Task requirements ▸ Quote all entries exactly, leaving pictures aside.

[start Data extract]

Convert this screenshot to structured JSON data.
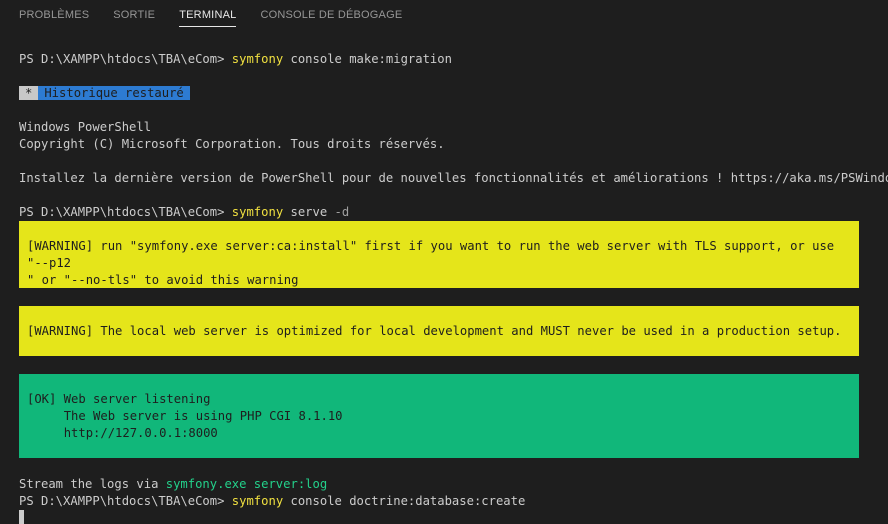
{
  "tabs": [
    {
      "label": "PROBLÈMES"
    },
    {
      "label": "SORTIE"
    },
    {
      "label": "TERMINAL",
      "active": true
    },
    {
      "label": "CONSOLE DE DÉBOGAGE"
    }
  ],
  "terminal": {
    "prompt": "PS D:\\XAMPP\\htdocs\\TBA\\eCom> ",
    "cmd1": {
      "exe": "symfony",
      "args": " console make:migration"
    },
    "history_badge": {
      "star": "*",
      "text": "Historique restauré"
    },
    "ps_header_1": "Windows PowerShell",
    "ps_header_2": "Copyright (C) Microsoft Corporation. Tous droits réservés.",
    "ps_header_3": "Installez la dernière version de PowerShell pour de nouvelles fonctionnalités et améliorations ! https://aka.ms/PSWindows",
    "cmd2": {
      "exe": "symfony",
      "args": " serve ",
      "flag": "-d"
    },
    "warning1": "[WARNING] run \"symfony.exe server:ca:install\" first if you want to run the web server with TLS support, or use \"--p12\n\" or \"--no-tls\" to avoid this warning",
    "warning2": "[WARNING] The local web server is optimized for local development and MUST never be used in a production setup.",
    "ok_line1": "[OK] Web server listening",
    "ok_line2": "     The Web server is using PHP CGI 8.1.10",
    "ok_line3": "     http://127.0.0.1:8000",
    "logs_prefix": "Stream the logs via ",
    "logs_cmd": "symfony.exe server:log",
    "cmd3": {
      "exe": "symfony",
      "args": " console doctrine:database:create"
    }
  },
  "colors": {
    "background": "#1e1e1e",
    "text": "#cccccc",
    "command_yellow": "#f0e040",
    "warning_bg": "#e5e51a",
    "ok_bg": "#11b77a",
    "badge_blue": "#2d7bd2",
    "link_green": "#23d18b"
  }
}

[end Data extract]

Solved exercise ▸
Convert this screenshot to structured JSON data.
{
  "tabs": [
    {
      "label": "PROBLÈMES"
    },
    {
      "label": "SORTIE"
    },
    {
      "label": "TERMINAL",
      "active": true
    },
    {
      "label": "CONSOLE DE DÉBOGAGE"
    }
  ],
  "terminal": {
    "prompt": "PS D:\\XAMPP\\htdocs\\TBA\\eCom> ",
    "cmd1": {
      "exe": "symfony",
      "args": " console make:migration"
    },
    "history_badge": {
      "star": "*",
      "text": "Historique restauré"
    },
    "ps_header_1": "Windows PowerShell",
    "ps_header_2": "Copyright (C) Microsoft Corporation. Tous droits réservés.",
    "ps_header_3": "Installez la dernière version de PowerShell pour de nouvelles fonctionnalités et améliorations ! https://aka.ms/PSWindows",
    "cmd2": {
      "exe": "symfony",
      "args": " serve ",
      "flag": "-d"
    },
    "warning1": "[WARNING] run \"symfony.exe server:ca:install\" first if you want to run the web server with TLS support, or use \"--p12\n\" or \"--no-tls\" to avoid this warning",
    "warning2": "[WARNING] The local web server is optimized for local development and MUST never be used in a production setup.",
    "ok_line1": "[OK] Web server listening",
    "ok_line2": "     The Web server is using PHP CGI 8.1.10",
    "ok_line3": "     http://127.0.0.1:8000",
    "logs_prefix": "Stream the logs via ",
    "logs_cmd": "symfony.exe server:log",
    "cmd3": {
      "exe": "symfony",
      "args": " console doctrine:database:create"
    }
  },
  "colors": {
    "background": "#1e1e1e",
    "text": "#cccccc",
    "command_yellow": "#f0e040",
    "warning_bg": "#e5e51a",
    "ok_bg": "#11b77a",
    "badge_blue": "#2d7bd2",
    "link_green": "#23d18b"
  }
}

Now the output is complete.